[Extract]
25.The Applicant’s current COM has held his case for a limited amount of time and did not recommend his release. The COM followed her predecessor’s assessment of risk and recommendation. The previous COM held his case from December 2019, and it cannot be said that the current COM’s decision to follow the recommendation of their predecessor (who had known the Applicant for longer) was anything other than sensible given her limited involvement in the case to date. The overall view of the probation service was not inconsistent; neither was the current COM’s recommendation irrational.

 

26.The consultant psychiatrist noted that the Applicant’s risks could be safely and effectively managed in the community with intense supervision once his depression is treated. This is conditionally supportive of release but requires the Applicant’s mental health to be stable and intense mechanisms of support and supervision to be in place. Regardless of the Applicant’s mental health, the panel’s decision notes that the intense level of support needed to satisfy the consultant psychiatrist that risks were manageable is not in place. This rationally supports its conclusion that the risk management plan would not protect the public from serious harm.

 

27.The legal test for irrationality essentially requires (in the context of parole) that the decision was so outrageously wrong that no sensible parole panel could have arrived at it. While I accept, as the panel did, that the Applicant’s continued imprisonment is causing him manifest frustration and distress, this does not mean the panel can ignore or disapply the public protection test. The Applicant is assessed as presenting a very high risk of serious harm to children and there was no unqualified professional support for release. The panel presents clear and coherent reasons for its decision and those reasons cannot be said to be so outrageously defiant of logic that every other sensible panel of the Parole Board would have concluded that the Applicant could be safely released. The legal test of irrationality sets a high bar, and this case does not meet it.

 

Decision

 

28. For the reasons I have given, I do not consider that the decision not to direct the Applicant’s release was irrational and accordingly the application for reconsideration is refused.

[Dataset content]
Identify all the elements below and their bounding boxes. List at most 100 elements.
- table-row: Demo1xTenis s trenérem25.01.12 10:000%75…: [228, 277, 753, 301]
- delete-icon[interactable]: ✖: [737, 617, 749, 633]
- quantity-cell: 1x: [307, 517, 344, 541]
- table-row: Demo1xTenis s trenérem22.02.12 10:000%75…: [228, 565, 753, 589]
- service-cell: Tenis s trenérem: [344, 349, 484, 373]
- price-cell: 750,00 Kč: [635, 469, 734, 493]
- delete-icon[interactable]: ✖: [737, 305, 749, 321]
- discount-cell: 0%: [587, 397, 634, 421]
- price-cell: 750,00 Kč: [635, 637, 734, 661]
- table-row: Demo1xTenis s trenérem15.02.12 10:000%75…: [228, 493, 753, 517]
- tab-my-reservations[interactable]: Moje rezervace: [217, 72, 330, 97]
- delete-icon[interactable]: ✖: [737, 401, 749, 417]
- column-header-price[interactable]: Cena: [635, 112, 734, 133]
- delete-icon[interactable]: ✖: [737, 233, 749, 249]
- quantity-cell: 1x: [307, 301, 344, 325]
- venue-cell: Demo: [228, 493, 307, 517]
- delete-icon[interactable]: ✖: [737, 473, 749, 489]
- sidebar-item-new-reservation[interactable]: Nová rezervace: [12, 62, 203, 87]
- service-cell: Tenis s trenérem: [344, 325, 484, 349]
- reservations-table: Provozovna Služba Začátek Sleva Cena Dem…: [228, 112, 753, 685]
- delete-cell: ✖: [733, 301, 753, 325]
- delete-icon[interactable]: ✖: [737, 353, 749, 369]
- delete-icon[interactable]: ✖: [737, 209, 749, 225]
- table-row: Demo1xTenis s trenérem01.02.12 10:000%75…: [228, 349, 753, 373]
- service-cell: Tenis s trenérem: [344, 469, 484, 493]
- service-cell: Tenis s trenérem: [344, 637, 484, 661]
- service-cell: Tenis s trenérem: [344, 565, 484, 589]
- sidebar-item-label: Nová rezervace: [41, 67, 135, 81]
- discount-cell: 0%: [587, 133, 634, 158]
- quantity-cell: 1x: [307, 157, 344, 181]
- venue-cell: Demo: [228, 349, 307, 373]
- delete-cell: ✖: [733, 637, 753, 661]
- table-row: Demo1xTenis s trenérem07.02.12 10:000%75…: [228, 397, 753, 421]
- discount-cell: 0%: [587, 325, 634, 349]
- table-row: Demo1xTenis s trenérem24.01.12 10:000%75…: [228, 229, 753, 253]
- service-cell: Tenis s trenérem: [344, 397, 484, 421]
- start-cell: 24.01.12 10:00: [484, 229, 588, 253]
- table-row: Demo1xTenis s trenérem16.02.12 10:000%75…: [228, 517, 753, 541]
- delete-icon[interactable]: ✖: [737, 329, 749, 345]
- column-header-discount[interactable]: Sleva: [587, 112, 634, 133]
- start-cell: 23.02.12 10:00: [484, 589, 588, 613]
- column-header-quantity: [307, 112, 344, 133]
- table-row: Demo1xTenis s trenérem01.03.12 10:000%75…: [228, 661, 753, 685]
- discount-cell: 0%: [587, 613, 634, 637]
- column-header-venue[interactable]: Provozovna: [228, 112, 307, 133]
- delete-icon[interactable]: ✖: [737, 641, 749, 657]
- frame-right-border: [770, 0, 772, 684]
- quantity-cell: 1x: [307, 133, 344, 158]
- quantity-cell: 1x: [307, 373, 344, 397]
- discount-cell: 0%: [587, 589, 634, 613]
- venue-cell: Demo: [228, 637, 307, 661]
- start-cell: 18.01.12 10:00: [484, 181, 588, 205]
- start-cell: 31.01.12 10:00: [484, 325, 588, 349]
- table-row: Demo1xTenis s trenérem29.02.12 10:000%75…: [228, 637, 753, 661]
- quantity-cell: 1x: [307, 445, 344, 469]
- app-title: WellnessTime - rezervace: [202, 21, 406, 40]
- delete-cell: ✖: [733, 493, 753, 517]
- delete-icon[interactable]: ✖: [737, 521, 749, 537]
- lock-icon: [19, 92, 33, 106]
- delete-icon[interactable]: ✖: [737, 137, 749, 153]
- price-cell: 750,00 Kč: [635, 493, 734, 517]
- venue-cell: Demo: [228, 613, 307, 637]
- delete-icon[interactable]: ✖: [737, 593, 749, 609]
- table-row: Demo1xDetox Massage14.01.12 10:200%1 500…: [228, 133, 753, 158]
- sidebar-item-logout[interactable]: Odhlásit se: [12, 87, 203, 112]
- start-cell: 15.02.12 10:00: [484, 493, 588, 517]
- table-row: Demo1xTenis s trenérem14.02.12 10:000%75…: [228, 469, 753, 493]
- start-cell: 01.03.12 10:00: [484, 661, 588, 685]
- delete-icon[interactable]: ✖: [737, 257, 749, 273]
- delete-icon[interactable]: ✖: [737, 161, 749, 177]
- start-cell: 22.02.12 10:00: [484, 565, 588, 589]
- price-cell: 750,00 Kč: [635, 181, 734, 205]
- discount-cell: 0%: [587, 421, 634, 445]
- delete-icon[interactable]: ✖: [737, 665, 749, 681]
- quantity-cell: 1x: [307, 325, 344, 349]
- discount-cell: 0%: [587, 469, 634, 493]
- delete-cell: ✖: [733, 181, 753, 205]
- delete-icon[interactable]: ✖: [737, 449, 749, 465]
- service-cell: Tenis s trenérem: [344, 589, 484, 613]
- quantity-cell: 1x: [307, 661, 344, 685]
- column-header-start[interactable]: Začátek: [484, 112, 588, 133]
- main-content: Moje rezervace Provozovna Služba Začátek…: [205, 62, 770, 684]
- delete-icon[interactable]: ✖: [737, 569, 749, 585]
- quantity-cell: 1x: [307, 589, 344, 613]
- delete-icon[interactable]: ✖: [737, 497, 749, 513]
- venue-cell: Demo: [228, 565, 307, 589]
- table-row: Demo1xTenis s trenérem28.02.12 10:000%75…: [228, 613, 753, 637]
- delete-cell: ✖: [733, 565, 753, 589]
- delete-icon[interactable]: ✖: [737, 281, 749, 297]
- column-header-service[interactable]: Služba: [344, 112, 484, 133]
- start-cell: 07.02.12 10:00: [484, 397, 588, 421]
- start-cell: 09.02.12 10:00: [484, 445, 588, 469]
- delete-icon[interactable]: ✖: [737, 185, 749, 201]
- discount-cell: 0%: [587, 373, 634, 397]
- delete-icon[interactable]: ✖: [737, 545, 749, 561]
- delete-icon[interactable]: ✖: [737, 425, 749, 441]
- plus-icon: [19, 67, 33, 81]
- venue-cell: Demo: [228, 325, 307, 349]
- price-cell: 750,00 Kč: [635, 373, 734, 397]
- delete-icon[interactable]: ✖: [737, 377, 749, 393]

[What this task involves] Retype the passage of the parole reconsideration decision between "25.The Applicant’s current" and "COM’s recommendation irrational.", inclusive.

[Result below]
25.The Applicant’s current COM has held his case for a limited amount of time and did not recommend his release. The COM followed her predecessor’s assessment of risk and recommendation. The previous COM held his case from December 2019, and it cannot be said that the current COM’s decision to follow the recommendation of their predecessor (who had known the Applicant for longer) was anything other than sensible given her limited involvement in the case to date. The overall view of the probation service was not inconsistent; neither was the current COM’s recommendation irrational.